Start of RECORDS FOR THE EXERCISE
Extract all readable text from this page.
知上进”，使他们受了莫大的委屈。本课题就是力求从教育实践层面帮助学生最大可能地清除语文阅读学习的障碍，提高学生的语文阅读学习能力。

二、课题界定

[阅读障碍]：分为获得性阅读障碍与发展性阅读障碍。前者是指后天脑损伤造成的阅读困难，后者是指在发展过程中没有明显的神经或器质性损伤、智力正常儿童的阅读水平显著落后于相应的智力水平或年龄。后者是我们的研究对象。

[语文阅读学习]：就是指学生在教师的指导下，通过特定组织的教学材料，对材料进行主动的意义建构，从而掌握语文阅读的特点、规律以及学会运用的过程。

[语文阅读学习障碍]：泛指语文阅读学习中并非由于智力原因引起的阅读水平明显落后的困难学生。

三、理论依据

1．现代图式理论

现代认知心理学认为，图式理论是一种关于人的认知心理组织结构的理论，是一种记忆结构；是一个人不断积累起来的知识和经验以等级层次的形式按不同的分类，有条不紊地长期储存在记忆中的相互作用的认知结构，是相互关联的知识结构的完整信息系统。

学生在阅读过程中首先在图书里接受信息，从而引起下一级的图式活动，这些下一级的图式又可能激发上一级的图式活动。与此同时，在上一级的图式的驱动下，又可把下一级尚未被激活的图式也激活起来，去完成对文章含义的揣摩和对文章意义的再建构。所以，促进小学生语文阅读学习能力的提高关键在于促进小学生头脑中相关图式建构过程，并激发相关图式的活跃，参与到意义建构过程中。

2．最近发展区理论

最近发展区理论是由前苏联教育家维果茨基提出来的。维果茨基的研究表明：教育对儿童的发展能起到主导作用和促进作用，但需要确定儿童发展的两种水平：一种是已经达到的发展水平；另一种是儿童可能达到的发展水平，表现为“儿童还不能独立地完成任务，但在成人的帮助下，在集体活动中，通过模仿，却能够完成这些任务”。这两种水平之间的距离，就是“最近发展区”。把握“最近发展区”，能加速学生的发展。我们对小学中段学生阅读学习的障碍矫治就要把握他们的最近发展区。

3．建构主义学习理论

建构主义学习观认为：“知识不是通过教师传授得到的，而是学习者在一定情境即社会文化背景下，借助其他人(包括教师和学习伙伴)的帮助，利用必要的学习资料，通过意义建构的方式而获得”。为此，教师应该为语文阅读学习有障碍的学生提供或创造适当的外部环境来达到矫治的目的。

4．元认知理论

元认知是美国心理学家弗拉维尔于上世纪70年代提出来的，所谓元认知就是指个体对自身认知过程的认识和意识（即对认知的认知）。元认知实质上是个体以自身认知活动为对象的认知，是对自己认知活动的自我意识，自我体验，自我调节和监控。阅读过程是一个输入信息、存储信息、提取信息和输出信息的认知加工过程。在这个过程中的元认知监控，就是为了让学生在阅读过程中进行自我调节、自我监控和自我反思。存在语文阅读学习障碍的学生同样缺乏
End of RECORDS FOR THE EXERCISE
Copy every line of the records word for word.

**TASK RESPONSE**:
Extract all readable text from this page.
知上进”，使他们受了莫大的委屈。本课题就是力求从教育实践层面帮助学生最大可能地清除语文阅读学习的障碍，提高学生的语文阅读学习能力。

二、课题界定

[阅读障碍]：分为获得性阅读障碍与发展性阅读障碍。前者是指后天脑损伤造成的阅读困难，后者是指在发展过程中没有明显的神经或器质性损伤、智力正常儿童的阅读水平显著落后于相应的智力水平或年龄。后者是我们的研究对象。

[语文阅读学习]：就是指学生在教师的指导下，通过特定组织的教学材料，对材料进行主动的意义建构，从而掌握语文阅读的特点、规律以及学会运用的过程。

[语文阅读学习障碍]：泛指语文阅读学习中并非由于智力原因引起的阅读水平明显落后的困难学生。

三、理论依据

1．现代图式理论

现代认知心理学认为，图式理论是一种关于人的认知心理组织结构的理论，是一种记忆结构；是一个人不断积累起来的知识和经验以等级层次的形式按不同的分类，有条不紊地长期储存在记忆中的相互作用的认知结构，是相互关联的知识结构的完整信息系统。

学生在阅读过程中首先在图书里接受信息，从而引起下一级的图式活动，这些下一级的图式又可能激发上一级的图式活动。与此同时，在上一级的图式的驱动下，又可把下一级尚未被激活的图式也激活起来，去完成对文章含义的揣摩和对文章意义的再建构。所以，促进小学生语文阅读学习能力的提高关键在于促进小学生头脑中相关图式建构过程，并激发相关图式的活跃，参与到意义建构过程中。

2．最近发展区理论

最近发展区理论是由前苏联教育家维果茨基提出来的。维果茨基的研究表明：教育对儿童的发展能起到主导作用和促进作用，但需要确定儿童发展的两种水平：一种是已经达到的发展水平；另一种是儿童可能达到的发展水平，表现为“儿童还不能独立地完成任务，但在成人的帮助下，在集体活动中，通过模仿，却能够完成这些任务”。这两种水平之间的距离，就是“最近发展区”。把握“最近发展区”，能加速学生的发展。我们对小学中段学生阅读学习的障碍矫治就要把握他们的最近发展区。

3．建构主义学习理论

建构主义学习观认为：“知识不是通过教师传授得到的，而是学习者在一定情境即社会文化背景下，借助其他人(包括教师和学习伙伴)的帮助，利用必要的学习资料，通过意义建构的方式而获得”。为此，教师应该为语文阅读学习有障碍的学生提供或创造适当的外部环境来达到矫治的目的。

4．元认知理论

元认知是美国心理学家弗拉维尔于上世纪70年代提出来的，所谓元认知就是指个体对自身认知过程的认识和意识（即对认知的认知）。元认知实质上是个体以自身认知活动为对象的认知，是对自己认知活动的自我意识，自我体验，自我调节和监控。阅读过程是一个输入信息、存储信息、提取信息和输出信息的认知加工过程。在这个过程中的元认知监控，就是为了让学生在阅读过程中进行自我调节、自我监控和自我反思。存在语文阅读学习障碍的学生同样缺乏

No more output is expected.